> **The request**
Omit every picture and return the rest of the data unaltered.

> **Recorded data**
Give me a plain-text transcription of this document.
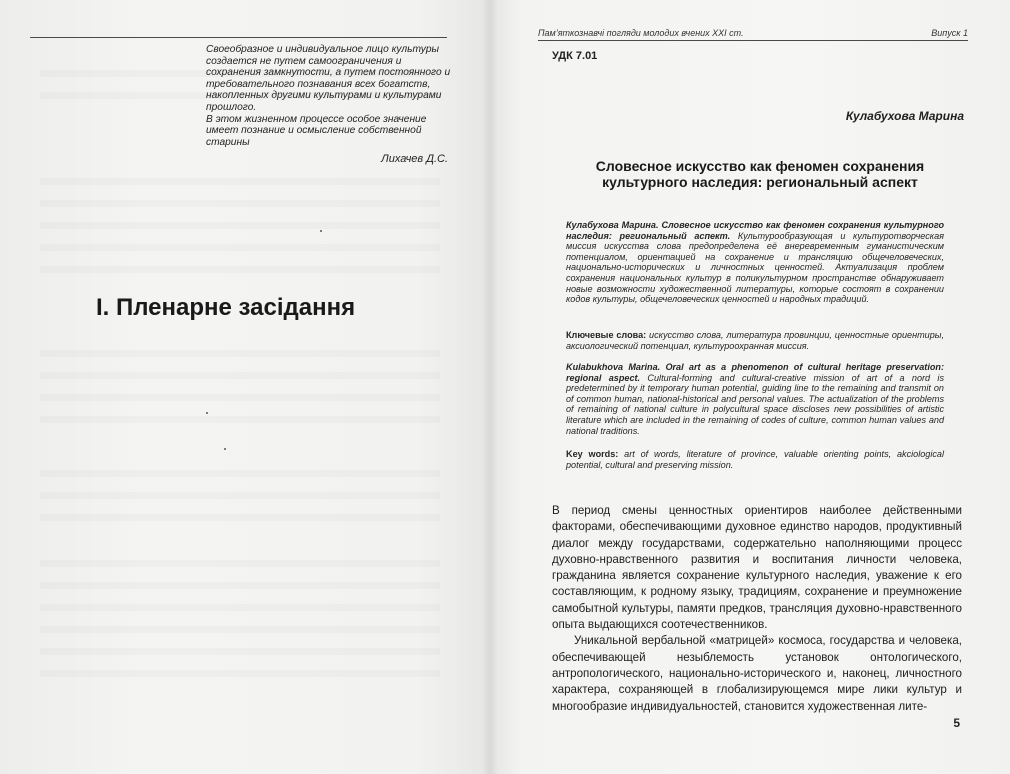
Своеобразное и индивидуальное лицо культуры создается не путем самоограничения и сохранения замкнутости, а путем постоянного и требовательного познавания всех богатств, накопленных другими культурами и культурами прошлого.

В этом жизненном процессе особое значение имеет познание и осмысление собственной старины

Лихачев Д.С.
I. Пленарне засідання
Пам’яткознавчі погляди молодих вчених XXI ст.	Випуск 1
УДК 7.01
Кулабухова Марина
Словесное искусство как феномен сохранения культурного наследия: региональный аспект

Кулабухова Марина. Словесное искусство как феномен сохранения культурного наследия: региональный аспект. Культурообразующая и культуротворческая миссия искусства слова предопределена её внеревременным гуманистическим потенциалом, ориентацией на сохранение и трансляцию общечеловеческих, национально-исторических и личностных ценностей. Актуализация проблем сохранения национальных культур в поликультурном пространстве обнаруживает новые возможности художественной литературы, которые состоят в сохранении кодов культуры, общечеловеческих ценностей и народных традиций.

Ключевые слова: искусство слова, литература провинции, ценностные ориентиры, аксиологический потенциал, культуроохранная миссия.

Kulabukhova Marina. Oral art as a phenomenon of cultural heritage preservation: regional aspect. Cultural-forming and cultural-creative mission of art of a nord is predetermined by it temporary human potential, guiding line to the remaining and transmit on of common human, national-historical and personal values. The actualization of the problems of remaining of national culture in polycultural space discloses new possibilities of artistic literature which are included in the remaining of codes of culture, common human values and national traditions.

Key words: art of words, literature of province, valuable orienting points, akciological potential, cultural and preserving mission.

В период смены ценностных ориентиров наиболее действенными факторами, обеспечивающими духовное единство народов, продуктивный диалог между государствами, содержательно наполняющими процесс духовно-нравственного развития и воспитания личности человека, гражданина является сохранение культурного наследия, уважение к его составляющим, к родному языку, традициям, сохранение и преумножение самобытной культуры, памяти предков, трансляция духовно-нравственного опыта выдающихся соотечественников.

Уникальной вербальной «матрицей» космоса, государства и человека, обеспечивающей незыблемость установок онтологического, антропологического, национально-исторического и, наконец, личностного характера, сохраняющей в глобализирующемся мире лики культур и многообразие индивидуальностей, становится художественная лите-

5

> **Full response**
Give me a plain-text transcription of this document.
Своеобразное и индивидуальное лицо культуры создается не путем самоограничения и сохранения замкнутости, а путем постоянного и требовательного познавания всех богатств, накопленных другими культурами и культурами прошлого.

В этом жизненном процессе особое значение имеет познание и осмысление собственной старины

Лихачев Д.С.
I. Пленарне засідання
Пам’яткознавчі погляди молодих вчених XXI ст.	Випуск 1
УДК 7.01
Кулабухова Марина
Словесное искусство как феномен сохранения культурного наследия: региональный аспект

Кулабухова Марина. Словесное искусство как феномен сохранения культурного наследия: региональный аспект. Культурообразующая и культуротворческая миссия искусства слова предопределена её внеревременным гуманистическим потенциалом, ориентацией на сохранение и трансляцию общечеловеческих, национально-исторических и личностных ценностей. Актуализация проблем сохранения национальных культур в поликультурном пространстве обнаруживает новые возможности художественной литературы, которые состоят в сохранении кодов культуры, общечеловеческих ценностей и народных традиций.

Ключевые слова: искусство слова, литература провинции, ценностные ориентиры, аксиологический потенциал, культуроохранная миссия.

Kulabukhova Marina. Oral art as a phenomenon of cultural heritage preservation: regional aspect. Cultural-forming and cultural-creative mission of art of a nord is predetermined by it temporary human potential, guiding line to the remaining and transmit on of common human, national-historical and personal values. The actualization of the problems of remaining of national culture in polycultural space discloses new possibilities of artistic literature which are included in the remaining of codes of culture, common human values and national traditions.

Key words: art of words, literature of province, valuable orienting points, akciological potential, cultural and preserving mission.

В период смены ценностных ориентиров наиболее действенными факторами, обеспечивающими духовное единство народов, продуктивный диалог между государствами, содержательно наполняющими процесс духовно-нравственного развития и воспитания личности человека, гражданина является сохранение культурного наследия, уважение к его составляющим, к родному языку, традициям, сохранение и преумножение самобытной культуры, памяти предков, трансляция духовно-нравственного опыта выдающихся соотечественников.

Уникальной вербальной «матрицей» космоса, государства и человека, обеспечивающей незыблемость установок онтологического, антропологического, национально-исторического и, наконец, личностного характера, сохраняющей в глобализирующемся мире лики культур и многообразие индивидуальностей, становится художественная лите-

5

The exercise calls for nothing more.